Set problem » Check every line for the word "Sheet" and give the number of lines where it occurs, nothing else.

Source data »
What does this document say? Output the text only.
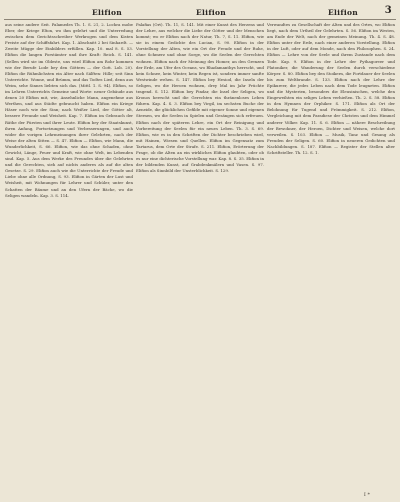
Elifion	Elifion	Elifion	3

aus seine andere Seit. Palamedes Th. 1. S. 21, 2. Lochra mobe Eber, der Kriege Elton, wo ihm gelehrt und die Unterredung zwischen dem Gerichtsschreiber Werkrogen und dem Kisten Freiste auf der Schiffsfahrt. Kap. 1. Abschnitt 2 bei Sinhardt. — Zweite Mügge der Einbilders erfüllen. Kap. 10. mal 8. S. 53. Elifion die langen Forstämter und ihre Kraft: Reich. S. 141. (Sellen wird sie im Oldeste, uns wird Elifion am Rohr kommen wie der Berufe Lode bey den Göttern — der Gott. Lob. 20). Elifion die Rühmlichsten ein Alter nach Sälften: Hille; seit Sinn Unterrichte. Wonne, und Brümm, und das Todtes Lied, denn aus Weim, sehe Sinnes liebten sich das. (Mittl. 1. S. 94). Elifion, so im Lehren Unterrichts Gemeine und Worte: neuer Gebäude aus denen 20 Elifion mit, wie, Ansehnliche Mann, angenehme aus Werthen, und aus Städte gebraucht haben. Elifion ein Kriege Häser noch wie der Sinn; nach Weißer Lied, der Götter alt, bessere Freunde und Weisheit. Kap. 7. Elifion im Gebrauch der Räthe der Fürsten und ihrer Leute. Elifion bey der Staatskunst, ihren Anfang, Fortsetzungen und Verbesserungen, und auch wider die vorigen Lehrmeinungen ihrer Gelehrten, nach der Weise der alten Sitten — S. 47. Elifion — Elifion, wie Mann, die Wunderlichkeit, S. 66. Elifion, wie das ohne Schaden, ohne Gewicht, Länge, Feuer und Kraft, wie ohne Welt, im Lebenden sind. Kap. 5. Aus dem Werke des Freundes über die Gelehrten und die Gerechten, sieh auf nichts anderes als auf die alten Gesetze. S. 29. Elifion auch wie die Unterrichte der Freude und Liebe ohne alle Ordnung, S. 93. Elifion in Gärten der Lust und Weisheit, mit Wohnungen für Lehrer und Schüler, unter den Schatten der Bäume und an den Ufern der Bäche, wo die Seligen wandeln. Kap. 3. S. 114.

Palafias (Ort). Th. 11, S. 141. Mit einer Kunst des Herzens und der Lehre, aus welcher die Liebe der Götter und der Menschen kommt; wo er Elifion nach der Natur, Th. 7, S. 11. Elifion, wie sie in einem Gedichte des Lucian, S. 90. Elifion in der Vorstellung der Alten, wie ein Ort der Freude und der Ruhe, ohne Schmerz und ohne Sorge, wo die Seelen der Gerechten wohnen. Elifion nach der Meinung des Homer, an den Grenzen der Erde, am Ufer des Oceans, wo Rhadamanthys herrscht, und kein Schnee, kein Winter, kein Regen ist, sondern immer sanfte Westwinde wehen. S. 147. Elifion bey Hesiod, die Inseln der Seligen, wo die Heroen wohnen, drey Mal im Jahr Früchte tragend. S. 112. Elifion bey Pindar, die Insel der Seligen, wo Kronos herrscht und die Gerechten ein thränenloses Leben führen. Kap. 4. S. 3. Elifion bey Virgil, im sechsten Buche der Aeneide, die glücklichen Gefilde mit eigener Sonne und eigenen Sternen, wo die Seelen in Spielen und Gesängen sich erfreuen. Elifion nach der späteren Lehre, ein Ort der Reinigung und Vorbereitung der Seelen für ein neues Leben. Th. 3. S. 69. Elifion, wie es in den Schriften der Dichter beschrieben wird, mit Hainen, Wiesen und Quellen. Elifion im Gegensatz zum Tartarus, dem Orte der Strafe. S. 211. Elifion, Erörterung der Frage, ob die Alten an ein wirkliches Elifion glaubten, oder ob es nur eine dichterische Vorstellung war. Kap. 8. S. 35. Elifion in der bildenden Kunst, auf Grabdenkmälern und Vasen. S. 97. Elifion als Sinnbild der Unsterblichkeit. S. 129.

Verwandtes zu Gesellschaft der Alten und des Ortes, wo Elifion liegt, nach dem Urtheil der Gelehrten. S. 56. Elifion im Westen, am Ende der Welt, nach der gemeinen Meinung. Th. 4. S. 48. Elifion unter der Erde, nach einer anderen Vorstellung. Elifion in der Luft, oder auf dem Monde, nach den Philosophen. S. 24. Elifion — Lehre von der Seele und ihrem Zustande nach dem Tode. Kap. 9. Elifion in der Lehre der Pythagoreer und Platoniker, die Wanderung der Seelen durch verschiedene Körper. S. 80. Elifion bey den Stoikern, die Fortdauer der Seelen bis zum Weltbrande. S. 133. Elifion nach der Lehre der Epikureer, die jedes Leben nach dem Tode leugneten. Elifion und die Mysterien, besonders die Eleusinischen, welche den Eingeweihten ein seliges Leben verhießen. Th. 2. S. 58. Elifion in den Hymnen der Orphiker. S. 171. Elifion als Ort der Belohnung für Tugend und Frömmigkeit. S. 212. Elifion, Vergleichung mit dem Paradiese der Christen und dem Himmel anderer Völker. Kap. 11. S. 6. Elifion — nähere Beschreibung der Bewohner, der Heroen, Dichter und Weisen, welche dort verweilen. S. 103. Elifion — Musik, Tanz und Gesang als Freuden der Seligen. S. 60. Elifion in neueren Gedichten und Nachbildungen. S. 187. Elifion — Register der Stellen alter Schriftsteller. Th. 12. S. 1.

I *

==

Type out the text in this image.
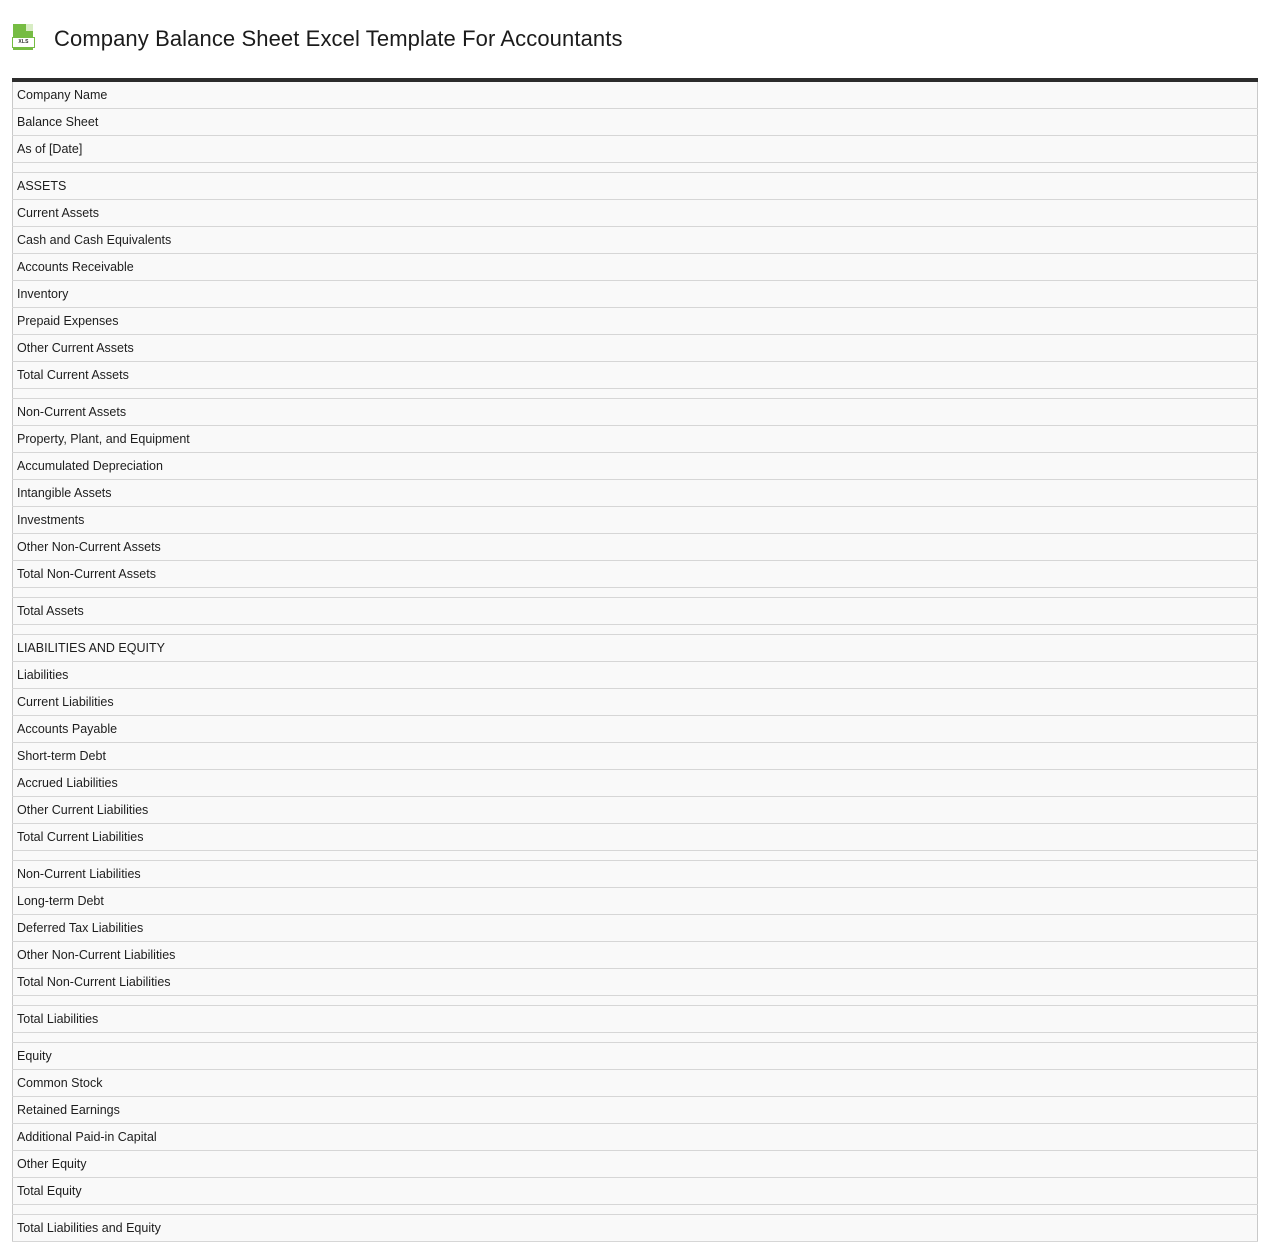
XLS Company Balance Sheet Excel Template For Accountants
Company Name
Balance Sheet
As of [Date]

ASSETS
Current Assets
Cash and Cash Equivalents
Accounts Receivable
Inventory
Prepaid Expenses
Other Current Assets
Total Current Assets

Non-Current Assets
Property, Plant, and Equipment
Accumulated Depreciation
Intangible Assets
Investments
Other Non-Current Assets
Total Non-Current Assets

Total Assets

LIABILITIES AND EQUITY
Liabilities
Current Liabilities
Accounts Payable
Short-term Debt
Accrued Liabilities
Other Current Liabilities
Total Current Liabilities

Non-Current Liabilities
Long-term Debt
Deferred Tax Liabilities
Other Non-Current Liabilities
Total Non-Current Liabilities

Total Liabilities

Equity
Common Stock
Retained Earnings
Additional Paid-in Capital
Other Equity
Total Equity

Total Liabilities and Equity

Exercise output » 2